Records showing where elements appear
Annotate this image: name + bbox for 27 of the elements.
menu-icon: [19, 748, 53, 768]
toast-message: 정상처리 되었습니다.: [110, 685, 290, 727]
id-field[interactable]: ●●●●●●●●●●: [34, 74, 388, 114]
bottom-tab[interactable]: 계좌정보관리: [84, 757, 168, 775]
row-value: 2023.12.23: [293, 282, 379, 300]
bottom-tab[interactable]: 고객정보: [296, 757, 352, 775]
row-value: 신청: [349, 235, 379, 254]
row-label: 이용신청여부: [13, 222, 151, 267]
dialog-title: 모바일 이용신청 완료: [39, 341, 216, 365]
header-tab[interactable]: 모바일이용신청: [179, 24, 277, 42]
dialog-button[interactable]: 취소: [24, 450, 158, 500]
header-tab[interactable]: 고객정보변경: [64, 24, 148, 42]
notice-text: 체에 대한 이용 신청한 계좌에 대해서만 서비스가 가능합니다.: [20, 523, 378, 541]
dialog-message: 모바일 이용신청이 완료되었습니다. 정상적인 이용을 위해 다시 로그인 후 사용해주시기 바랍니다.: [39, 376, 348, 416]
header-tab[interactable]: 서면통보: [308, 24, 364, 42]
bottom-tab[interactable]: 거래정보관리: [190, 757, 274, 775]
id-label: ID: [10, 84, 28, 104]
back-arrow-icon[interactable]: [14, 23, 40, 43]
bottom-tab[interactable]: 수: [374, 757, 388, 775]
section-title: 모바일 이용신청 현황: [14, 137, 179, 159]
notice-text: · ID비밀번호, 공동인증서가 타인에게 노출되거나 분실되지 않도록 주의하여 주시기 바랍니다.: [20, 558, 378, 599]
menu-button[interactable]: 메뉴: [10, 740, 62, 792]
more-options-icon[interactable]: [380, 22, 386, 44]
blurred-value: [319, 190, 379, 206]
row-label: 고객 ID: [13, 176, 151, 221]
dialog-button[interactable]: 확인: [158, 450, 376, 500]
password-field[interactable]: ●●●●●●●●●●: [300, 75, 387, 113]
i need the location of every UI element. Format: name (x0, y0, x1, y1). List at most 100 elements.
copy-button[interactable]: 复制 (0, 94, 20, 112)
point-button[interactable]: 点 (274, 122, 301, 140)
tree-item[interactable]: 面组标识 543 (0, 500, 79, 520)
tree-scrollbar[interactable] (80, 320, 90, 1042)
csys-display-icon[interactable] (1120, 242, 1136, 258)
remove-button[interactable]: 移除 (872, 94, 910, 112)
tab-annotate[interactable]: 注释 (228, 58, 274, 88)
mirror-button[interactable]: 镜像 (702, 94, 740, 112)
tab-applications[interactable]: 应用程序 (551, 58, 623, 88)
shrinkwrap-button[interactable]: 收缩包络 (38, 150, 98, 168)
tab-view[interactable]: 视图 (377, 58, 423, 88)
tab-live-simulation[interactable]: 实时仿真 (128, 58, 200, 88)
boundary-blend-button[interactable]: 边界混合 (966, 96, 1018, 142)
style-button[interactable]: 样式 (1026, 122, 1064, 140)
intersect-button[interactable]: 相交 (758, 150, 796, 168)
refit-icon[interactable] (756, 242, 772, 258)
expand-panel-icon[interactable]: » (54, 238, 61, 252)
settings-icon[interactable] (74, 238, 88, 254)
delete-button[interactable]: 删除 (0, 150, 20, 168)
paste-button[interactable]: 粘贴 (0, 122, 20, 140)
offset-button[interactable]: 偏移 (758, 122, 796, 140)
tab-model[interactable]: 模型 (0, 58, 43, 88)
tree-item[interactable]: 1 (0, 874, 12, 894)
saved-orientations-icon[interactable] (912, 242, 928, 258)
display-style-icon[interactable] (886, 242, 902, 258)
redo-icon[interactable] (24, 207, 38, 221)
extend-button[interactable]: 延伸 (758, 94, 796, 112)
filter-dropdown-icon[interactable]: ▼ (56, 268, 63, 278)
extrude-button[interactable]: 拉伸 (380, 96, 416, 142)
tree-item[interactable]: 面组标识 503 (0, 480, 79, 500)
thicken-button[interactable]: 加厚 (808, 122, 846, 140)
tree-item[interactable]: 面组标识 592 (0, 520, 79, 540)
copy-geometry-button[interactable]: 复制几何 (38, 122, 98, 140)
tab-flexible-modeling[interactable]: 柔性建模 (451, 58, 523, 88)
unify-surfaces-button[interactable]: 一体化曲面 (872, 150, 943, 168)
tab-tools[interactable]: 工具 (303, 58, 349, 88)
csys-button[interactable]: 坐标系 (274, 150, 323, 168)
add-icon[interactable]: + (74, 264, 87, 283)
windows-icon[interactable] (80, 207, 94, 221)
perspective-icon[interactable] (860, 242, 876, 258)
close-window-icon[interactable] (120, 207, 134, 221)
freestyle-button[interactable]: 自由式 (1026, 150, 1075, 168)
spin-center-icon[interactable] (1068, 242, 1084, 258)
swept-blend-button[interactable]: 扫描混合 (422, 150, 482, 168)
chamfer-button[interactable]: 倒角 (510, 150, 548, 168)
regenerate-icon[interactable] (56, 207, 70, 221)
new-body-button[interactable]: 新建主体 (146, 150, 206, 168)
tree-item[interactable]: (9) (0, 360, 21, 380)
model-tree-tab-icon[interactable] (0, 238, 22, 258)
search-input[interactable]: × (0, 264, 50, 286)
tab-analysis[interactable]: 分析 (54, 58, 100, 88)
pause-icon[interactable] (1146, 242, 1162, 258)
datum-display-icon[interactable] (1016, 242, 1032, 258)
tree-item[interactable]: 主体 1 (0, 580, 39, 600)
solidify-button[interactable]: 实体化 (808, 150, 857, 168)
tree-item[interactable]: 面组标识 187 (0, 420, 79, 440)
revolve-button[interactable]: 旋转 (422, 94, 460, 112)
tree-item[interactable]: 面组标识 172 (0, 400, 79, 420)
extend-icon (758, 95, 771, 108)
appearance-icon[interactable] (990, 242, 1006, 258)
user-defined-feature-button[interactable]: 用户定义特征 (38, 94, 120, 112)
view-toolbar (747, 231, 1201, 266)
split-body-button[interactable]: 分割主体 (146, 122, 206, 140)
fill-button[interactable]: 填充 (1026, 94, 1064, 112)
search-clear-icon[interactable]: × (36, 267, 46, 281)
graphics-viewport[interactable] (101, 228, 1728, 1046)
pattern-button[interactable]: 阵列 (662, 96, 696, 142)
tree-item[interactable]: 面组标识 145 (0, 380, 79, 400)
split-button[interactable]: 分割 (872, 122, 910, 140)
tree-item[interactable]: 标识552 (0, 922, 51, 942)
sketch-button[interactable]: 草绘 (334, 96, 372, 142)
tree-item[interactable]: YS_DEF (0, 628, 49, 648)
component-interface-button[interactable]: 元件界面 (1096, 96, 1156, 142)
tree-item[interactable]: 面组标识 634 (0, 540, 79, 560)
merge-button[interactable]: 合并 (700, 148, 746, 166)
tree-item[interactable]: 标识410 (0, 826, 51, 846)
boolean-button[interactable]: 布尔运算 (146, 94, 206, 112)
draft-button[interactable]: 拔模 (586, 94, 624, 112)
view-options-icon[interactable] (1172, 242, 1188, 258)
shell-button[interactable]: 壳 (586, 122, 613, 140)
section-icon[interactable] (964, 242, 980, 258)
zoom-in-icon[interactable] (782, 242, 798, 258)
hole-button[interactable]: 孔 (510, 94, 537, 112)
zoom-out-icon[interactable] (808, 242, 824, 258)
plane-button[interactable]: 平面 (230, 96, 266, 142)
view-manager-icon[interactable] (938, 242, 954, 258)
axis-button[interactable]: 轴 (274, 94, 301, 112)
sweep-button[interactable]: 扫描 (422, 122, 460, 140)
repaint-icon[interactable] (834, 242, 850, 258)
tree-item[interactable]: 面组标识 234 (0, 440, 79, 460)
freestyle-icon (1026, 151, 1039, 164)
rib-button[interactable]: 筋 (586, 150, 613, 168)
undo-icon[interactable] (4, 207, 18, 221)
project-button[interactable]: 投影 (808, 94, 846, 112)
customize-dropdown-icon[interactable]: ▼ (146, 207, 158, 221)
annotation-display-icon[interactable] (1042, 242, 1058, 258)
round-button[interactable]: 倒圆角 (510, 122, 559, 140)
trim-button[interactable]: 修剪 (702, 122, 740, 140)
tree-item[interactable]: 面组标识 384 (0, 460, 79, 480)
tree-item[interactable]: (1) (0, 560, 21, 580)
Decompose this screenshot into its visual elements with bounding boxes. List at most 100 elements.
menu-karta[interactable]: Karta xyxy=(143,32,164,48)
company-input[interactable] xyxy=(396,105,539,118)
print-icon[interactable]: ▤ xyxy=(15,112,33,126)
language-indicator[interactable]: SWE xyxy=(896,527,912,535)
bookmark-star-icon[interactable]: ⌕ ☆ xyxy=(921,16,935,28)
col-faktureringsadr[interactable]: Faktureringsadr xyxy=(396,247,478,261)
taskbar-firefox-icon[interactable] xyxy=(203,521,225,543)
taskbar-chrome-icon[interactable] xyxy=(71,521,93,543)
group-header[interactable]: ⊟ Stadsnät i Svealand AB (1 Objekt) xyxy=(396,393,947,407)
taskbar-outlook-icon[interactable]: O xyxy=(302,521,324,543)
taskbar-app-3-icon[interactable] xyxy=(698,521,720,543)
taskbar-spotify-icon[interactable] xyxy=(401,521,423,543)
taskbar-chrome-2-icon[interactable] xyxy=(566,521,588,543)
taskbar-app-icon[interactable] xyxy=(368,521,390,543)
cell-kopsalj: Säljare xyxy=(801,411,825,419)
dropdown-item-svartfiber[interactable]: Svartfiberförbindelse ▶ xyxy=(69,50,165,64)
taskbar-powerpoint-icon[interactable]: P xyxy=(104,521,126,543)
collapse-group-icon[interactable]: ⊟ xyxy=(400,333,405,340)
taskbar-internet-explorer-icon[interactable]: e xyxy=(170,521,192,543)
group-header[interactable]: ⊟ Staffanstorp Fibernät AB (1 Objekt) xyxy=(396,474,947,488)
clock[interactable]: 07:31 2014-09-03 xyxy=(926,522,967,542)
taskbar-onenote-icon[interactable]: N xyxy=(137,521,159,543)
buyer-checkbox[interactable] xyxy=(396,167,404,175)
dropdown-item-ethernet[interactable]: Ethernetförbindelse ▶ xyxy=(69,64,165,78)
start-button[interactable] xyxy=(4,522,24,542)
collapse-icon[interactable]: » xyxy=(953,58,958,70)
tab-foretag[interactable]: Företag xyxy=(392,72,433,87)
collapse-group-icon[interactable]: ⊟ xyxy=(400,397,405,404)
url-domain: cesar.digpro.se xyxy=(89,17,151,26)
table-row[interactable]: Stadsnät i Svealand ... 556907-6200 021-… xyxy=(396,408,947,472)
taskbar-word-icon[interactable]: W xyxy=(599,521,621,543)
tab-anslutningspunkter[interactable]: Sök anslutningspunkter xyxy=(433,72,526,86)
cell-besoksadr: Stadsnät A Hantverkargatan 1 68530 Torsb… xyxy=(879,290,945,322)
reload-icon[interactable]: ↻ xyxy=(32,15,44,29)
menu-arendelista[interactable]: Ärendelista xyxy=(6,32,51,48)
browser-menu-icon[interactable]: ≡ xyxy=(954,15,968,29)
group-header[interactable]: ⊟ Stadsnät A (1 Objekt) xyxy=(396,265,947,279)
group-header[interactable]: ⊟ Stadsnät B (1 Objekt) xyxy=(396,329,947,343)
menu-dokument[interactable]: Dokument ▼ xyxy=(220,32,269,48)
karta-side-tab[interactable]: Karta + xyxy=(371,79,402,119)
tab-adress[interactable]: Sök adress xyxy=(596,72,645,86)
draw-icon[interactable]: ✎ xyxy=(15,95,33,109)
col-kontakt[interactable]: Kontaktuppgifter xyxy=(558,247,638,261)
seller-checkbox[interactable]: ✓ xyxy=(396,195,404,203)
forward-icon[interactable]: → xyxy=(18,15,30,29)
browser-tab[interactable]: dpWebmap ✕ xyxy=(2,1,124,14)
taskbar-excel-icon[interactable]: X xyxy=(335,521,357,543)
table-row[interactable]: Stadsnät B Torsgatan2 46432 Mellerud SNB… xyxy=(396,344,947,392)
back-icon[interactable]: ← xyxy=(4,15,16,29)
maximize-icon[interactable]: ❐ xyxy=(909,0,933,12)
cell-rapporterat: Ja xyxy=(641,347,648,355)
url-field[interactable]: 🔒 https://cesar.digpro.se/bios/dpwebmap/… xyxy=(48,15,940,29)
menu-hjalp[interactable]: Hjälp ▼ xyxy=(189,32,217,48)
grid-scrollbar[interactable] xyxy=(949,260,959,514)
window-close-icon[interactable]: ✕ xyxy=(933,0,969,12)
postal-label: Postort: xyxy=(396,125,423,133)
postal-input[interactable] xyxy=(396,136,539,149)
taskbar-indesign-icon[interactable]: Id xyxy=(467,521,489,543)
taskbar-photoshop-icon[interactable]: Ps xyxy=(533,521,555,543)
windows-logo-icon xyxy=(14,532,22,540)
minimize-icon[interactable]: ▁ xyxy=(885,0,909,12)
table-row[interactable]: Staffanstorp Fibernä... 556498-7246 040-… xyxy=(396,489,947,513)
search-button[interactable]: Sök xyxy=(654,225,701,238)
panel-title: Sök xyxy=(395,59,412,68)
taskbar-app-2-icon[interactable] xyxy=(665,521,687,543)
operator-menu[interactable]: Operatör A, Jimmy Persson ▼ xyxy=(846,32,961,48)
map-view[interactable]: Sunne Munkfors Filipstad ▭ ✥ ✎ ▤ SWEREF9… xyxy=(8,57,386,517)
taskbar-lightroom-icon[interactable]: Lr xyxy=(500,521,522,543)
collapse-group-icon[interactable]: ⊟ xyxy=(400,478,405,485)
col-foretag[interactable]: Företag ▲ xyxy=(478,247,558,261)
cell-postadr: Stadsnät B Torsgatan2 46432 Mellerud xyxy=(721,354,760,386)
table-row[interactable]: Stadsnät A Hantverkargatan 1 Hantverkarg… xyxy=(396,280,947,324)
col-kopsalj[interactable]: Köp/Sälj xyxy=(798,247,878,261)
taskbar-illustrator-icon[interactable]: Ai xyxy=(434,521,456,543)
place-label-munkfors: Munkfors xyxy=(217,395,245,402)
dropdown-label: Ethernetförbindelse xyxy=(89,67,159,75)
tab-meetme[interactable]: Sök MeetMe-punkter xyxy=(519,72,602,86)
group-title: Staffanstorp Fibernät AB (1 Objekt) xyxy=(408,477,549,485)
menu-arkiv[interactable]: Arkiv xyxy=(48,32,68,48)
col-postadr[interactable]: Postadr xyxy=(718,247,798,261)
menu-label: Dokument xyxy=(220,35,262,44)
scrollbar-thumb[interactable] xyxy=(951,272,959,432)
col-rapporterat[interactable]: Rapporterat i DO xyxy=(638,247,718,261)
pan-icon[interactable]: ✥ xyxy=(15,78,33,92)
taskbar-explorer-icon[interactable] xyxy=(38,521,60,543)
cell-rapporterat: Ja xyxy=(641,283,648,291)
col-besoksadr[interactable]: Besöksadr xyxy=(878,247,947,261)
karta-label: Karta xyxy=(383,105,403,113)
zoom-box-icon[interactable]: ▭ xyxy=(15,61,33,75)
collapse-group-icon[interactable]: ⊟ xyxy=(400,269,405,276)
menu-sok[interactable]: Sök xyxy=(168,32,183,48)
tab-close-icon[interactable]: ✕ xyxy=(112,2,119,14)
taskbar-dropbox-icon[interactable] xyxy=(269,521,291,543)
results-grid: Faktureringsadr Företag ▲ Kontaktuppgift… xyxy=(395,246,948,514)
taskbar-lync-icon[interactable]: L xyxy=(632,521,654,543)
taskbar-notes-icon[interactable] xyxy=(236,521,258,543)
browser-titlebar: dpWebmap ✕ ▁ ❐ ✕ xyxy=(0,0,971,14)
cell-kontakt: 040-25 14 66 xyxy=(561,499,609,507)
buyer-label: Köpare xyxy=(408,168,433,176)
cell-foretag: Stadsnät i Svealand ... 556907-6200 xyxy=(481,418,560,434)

### Directions for this task
Convert the records from the start through the line containing "dialog-button[interactable]: 취소: [24, 450, 158, 500]" into a JSON list of strings, with one string per line and blank lines omitted.

### Solution to this exercise
[
  "Annotate this image: name + bbox for 27 of the elements.",
  "menu-icon: [19, 748, 53, 768]",
  "toast-message: 정상처리 되었습니다.: [110, 685, 290, 727]",
  "id-field[interactable]: ●●●●●●●●●●: [34, 74, 388, 114]",
  "bottom-tab[interactable]: 계좌정보관리: [84, 757, 168, 775]",
  "row-value: 2023.12.23: [293, 282, 379, 300]",
  "bottom-tab[interactable]: 고객정보: [296, 757, 352, 775]",
  "row-value: 신청: [349, 235, 379, 254]",
  "row-label: 이용신청여부: [13, 222, 151, 267]",
  "dialog-title: 모바일 이용신청 완료: [39, 341, 216, 365]",
  "header-tab[interactable]: 모바일이용신청: [179, 24, 277, 42]",
  "dialog-button[interactable]: 취소: [24, 450, 158, 500]"
]